### Records from a data collection
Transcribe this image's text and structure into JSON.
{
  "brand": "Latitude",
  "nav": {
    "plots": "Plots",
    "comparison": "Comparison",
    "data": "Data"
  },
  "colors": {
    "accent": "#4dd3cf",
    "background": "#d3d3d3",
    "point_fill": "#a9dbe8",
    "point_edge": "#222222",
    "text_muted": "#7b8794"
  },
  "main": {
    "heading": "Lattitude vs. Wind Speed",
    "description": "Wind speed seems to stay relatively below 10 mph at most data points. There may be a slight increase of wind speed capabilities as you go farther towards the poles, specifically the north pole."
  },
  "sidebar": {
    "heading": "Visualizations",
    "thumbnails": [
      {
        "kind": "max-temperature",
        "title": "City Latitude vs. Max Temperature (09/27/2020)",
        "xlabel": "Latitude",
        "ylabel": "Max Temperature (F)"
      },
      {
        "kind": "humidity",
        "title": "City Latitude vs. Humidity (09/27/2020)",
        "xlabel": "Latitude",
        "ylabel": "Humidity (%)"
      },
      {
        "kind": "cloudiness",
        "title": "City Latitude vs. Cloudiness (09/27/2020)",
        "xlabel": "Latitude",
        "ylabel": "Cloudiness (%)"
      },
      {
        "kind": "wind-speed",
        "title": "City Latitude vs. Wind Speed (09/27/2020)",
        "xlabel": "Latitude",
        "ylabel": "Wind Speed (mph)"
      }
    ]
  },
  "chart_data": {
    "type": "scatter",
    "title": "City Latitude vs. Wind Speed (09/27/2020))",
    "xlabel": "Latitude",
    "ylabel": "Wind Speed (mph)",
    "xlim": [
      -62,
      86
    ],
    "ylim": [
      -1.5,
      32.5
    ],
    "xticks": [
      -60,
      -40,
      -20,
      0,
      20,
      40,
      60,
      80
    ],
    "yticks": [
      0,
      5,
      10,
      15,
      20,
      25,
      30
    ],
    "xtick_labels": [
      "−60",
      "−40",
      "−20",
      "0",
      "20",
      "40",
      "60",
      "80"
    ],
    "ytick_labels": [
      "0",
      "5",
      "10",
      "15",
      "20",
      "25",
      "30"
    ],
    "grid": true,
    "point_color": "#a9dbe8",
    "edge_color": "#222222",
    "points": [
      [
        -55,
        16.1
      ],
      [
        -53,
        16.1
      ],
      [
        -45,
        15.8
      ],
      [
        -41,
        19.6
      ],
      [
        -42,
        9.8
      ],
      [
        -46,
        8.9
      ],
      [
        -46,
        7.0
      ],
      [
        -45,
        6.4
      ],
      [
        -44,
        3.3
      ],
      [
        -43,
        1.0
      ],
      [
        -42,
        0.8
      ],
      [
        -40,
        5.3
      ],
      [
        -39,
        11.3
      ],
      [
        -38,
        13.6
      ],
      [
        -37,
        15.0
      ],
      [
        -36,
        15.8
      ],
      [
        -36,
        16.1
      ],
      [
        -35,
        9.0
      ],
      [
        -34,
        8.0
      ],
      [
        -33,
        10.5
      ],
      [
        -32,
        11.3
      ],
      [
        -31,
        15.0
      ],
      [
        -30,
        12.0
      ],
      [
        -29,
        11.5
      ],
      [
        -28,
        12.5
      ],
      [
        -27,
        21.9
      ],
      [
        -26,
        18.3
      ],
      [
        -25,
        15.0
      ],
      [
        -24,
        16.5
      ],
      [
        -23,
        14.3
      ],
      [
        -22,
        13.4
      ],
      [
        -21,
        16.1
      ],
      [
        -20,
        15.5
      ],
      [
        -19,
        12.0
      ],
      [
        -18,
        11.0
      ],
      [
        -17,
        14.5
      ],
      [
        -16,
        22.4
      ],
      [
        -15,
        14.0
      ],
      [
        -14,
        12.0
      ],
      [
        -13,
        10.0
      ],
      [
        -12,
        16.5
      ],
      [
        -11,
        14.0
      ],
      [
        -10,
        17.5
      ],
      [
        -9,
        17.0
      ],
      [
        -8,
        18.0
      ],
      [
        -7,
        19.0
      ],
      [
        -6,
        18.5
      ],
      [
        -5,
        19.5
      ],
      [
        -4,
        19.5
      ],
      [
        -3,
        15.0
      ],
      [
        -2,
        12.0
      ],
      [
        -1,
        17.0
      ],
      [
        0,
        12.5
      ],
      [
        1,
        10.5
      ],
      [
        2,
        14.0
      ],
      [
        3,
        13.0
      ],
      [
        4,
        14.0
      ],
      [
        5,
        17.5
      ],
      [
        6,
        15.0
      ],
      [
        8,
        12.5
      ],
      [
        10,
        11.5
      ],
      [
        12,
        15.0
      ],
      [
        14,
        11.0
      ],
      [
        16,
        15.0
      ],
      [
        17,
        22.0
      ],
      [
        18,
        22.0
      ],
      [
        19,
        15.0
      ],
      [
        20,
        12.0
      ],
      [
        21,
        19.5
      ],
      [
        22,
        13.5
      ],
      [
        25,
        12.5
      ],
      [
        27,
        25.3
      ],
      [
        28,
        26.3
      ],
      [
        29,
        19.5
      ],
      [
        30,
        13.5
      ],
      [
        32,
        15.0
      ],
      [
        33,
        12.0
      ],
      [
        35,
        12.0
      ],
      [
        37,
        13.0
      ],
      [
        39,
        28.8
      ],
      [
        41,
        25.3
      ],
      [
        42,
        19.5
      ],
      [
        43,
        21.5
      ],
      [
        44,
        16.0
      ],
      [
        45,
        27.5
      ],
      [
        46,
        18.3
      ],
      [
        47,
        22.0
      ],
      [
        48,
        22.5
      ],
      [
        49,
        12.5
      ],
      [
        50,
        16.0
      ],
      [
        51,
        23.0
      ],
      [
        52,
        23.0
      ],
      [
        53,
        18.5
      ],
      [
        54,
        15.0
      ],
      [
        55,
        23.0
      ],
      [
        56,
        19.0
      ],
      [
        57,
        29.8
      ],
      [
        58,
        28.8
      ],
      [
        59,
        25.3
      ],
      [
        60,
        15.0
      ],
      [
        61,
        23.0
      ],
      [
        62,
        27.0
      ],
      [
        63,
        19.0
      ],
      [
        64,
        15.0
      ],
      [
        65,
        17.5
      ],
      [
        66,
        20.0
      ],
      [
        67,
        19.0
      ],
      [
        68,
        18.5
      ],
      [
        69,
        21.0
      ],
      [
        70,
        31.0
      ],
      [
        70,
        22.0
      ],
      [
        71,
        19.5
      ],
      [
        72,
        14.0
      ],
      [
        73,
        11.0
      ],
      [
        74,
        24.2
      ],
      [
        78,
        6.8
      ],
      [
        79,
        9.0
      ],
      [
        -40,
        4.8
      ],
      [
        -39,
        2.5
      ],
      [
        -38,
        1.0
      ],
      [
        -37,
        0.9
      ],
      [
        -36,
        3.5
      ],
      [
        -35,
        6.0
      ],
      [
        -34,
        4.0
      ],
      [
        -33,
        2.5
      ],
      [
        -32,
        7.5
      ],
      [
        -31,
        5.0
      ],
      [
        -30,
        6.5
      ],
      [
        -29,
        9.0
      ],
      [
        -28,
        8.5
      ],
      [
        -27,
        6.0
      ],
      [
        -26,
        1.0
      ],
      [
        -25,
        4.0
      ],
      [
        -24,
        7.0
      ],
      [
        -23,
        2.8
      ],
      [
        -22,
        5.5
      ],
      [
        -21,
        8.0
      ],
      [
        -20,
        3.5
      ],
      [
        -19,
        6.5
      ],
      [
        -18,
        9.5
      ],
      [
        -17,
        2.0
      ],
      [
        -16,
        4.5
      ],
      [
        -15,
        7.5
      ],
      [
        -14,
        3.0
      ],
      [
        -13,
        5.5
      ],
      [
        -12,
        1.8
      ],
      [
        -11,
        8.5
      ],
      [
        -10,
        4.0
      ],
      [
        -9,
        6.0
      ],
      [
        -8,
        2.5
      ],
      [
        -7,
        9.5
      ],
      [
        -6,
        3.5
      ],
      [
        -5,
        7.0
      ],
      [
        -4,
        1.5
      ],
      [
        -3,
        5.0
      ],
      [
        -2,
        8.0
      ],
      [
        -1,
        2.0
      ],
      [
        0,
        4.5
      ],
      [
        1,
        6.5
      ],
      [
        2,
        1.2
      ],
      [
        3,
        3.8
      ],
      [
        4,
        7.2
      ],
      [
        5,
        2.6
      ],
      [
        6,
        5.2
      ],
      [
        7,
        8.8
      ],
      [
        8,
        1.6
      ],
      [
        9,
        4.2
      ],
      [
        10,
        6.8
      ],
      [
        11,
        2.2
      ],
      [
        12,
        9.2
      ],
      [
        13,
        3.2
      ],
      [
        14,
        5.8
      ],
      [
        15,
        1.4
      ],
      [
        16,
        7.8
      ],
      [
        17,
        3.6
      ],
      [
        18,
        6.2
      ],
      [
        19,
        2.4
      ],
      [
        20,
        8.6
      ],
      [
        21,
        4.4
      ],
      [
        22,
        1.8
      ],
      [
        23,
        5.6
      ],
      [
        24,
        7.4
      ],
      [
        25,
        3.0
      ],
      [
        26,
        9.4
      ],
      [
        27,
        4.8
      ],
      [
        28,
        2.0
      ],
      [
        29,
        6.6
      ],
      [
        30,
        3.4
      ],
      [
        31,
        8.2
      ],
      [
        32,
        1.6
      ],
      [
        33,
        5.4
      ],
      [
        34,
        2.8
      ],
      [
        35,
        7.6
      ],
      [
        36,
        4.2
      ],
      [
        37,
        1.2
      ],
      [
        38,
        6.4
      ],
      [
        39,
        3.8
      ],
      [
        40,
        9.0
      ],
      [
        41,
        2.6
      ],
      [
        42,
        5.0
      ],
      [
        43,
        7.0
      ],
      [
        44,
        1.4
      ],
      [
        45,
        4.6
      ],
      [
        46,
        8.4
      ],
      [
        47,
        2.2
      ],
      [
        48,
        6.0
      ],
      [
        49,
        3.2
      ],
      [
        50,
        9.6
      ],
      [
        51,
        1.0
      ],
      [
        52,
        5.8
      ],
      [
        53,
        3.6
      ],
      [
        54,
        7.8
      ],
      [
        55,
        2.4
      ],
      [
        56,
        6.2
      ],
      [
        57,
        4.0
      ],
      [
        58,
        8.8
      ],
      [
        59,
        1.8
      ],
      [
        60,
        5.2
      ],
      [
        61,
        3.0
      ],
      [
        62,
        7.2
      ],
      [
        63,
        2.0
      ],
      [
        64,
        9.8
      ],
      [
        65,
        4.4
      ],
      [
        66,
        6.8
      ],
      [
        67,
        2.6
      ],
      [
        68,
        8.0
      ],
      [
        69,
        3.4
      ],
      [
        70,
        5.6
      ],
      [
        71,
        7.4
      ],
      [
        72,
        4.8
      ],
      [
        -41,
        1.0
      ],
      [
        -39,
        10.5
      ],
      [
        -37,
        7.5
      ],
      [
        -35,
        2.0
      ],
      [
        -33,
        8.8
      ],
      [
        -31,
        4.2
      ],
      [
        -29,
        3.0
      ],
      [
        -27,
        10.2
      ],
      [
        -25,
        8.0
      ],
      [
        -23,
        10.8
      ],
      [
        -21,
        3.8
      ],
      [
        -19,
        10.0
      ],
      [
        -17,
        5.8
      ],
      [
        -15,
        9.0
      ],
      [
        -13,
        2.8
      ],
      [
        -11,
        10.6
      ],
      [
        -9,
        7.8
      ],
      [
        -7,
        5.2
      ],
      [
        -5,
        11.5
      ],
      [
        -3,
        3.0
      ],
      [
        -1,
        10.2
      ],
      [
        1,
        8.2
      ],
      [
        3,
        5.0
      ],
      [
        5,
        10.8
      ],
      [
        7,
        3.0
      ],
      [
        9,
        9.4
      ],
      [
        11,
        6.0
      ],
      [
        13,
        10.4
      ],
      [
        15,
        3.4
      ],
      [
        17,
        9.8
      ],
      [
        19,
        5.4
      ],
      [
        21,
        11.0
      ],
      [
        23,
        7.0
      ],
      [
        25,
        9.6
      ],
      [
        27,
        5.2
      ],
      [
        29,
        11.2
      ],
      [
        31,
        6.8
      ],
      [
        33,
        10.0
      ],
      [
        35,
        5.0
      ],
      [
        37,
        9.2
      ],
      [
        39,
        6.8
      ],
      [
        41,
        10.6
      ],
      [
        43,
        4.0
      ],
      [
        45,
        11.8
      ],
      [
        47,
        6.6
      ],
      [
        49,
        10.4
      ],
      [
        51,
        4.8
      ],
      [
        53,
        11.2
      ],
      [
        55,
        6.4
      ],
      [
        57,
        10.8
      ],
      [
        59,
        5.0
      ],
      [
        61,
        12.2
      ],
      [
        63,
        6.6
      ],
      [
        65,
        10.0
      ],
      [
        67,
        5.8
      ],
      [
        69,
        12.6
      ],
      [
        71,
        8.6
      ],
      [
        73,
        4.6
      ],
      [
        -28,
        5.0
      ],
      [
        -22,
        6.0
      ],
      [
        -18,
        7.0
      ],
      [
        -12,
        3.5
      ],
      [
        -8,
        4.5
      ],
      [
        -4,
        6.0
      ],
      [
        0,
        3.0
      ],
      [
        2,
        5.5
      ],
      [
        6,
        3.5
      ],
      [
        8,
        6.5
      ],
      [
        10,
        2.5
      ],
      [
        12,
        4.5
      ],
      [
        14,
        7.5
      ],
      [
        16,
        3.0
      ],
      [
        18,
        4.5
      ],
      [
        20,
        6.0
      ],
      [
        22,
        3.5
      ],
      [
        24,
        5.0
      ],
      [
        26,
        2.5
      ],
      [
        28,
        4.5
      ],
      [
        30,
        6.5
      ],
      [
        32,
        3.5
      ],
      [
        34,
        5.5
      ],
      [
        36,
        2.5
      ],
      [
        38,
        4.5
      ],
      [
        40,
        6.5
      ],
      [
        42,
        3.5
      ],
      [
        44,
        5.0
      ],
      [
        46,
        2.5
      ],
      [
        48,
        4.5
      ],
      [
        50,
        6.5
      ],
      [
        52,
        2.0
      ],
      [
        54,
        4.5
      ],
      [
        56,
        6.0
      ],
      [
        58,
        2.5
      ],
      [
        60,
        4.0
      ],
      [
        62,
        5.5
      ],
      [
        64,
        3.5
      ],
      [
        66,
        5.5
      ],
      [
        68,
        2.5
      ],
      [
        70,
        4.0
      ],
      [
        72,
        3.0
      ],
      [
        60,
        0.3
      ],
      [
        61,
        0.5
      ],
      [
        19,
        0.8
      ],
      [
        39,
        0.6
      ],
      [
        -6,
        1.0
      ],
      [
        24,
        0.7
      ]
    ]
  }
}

### Written exercise
Take every line from the data above that holds "City" and copy it out.

### The response
        "title": "City Latitude vs. Max Temperature (09/27/2020)",
        "title": "City Latitude vs. Humidity (09/27/2020)",
        "title": "City Latitude vs. Cloudiness (09/27/2020)",
        "title": "City Latitude vs. Wind Speed (09/27/2020)",
    "title": "City Latitude vs. Wind Speed (09/27/2020))",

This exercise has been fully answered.